Saved entries
————————
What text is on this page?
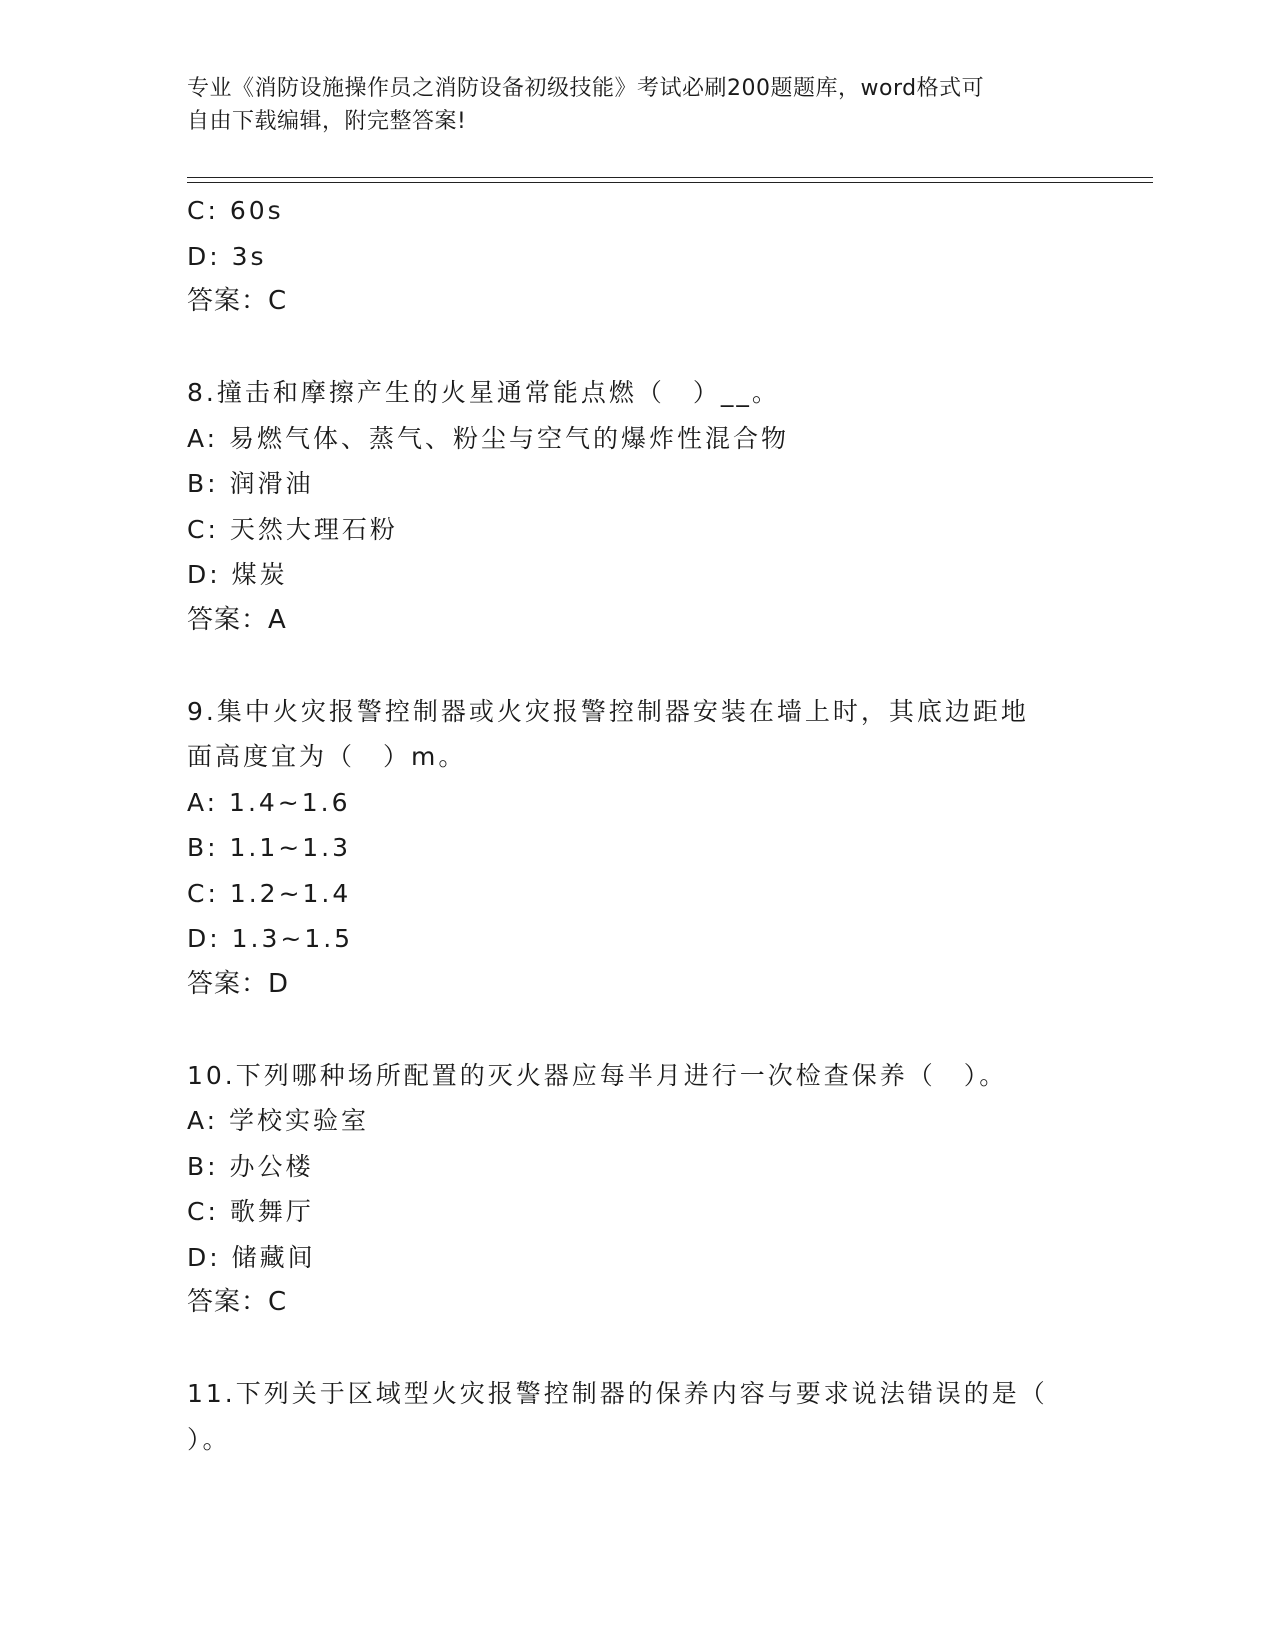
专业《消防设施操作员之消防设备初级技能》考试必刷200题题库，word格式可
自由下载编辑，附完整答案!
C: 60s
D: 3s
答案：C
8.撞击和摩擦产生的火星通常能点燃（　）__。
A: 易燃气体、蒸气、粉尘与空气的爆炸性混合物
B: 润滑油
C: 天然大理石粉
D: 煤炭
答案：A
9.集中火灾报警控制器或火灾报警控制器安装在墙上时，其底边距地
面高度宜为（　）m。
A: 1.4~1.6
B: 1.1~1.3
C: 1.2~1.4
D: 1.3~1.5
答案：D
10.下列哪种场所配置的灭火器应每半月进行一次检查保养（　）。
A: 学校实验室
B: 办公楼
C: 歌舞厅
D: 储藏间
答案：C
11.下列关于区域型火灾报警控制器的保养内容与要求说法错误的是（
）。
————————
◆ Exercise aim ◆
Will you set down the records word for word while leaving out every picture?

◆ Result below ◆
What text is on this page?
专业《消防设施操作员之消防设备初级技能》考试必刷200题题库，word格式可
自由下载编辑，附完整答案!
C: 60s
D: 3s
答案：C
8.撞击和摩擦产生的火星通常能点燃（　）__。
A: 易燃气体、蒸气、粉尘与空气的爆炸性混合物
B: 润滑油
C: 天然大理石粉
D: 煤炭
答案：A
9.集中火灾报警控制器或火灾报警控制器安装在墙上时，其底边距地
面高度宜为（　）m。
A: 1.4~1.6
B: 1.1~1.3
C: 1.2~1.4
D: 1.3~1.5
答案：D
10.下列哪种场所配置的灭火器应每半月进行一次检查保养（　）。
A: 学校实验室
B: 办公楼
C: 歌舞厅
D: 储藏间
答案：C
11.下列关于区域型火灾报警控制器的保养内容与要求说法错误的是（
）。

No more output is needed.